■ EXERCISE REQUIREMENTS ■
Answer these questions using the dharma talk transcript:
1. On what date and at what place was the talk given?
2. Who does the speaker suspect sees substantially the same thing, years later?
3. What does the speaker want to pass along today?

##### DOCUMENT EXTRACT #####

This is transcribed from the first dharma talk I ever gave, on Oct. 26, 2000 at the Hazy Moon Zen Center. Perhaps this will speak to where you are right now.
Often I reflect on what my arrival to the practice years ago might have looked like. I’m particularly chagrined to imagine what Maezumi Roshi might have seen. I believe he saw a woman who was obsessed and distracted by her passing youth, her love life, her pursuit of fame and fortune, and most importantly, catching the next flight out. Years later, I suspect that Nyogen Roshi sees substantially the same thing. I have spent years trying to forge a permanent hall pass from practice. So I have a deep respect for those who commit themselves to practice in a physical way. There is no other way to practice — or live — than in a physical way.
I say that since every time I come here, you are all here. I naturally assume that every time I don’t come here you are all here too. I’m uplifted by the strength of your practice, as opposed to the merits of my own. I do have great faith and sincerity but I’m really rather an artful dodger. Today I want to pass along some of the avoidance mechanisms I’ve used so well. Perhaps I’m suspecting that I may not be able to use them for much longer. I don’t know. I don’t know what lies ahead, but this is nonetheless what I’m going to talk about.

##### STORED DATA #####

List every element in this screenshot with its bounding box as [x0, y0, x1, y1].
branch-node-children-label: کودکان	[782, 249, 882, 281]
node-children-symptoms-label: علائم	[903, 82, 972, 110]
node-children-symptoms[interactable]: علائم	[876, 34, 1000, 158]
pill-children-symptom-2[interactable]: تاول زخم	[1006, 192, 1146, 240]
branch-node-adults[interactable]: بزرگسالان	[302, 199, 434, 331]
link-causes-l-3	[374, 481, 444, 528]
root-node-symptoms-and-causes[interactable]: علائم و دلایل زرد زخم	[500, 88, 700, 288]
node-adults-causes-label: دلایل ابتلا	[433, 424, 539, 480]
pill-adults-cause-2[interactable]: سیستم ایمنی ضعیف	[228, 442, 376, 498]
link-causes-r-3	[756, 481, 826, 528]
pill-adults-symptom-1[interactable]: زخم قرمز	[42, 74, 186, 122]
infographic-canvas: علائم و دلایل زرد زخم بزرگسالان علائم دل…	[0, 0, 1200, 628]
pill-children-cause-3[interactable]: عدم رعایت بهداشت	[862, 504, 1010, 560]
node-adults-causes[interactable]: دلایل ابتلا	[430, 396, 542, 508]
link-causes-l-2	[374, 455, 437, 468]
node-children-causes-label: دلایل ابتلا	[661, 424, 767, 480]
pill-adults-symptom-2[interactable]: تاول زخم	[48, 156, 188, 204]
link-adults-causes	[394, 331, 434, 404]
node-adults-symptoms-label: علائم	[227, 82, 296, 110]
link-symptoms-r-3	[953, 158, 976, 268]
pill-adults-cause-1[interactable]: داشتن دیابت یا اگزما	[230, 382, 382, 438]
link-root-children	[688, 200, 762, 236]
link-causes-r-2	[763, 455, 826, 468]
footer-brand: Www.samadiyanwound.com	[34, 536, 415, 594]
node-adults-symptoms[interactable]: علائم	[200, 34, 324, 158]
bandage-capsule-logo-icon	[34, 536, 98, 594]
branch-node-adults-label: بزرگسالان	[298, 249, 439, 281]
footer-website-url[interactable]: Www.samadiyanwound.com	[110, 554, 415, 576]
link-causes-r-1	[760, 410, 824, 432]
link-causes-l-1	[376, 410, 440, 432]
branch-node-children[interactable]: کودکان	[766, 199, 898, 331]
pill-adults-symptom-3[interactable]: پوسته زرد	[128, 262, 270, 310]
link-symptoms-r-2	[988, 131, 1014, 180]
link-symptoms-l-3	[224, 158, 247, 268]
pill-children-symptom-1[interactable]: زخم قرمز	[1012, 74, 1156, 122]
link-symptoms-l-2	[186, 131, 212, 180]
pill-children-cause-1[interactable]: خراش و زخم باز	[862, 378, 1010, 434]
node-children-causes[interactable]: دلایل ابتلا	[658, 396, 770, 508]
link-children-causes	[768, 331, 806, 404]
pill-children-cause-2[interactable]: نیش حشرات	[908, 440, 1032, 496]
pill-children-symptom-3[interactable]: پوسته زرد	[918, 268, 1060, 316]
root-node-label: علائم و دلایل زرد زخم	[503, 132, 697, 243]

#####

■ SOLUTION TO THIS PROBLEM ■
1. Oct. 26, 2000, at the Hazy Moon Zen Center.
2. Nyogen Roshi.
3. Some of the avoidance mechanisms the speaker has used so well.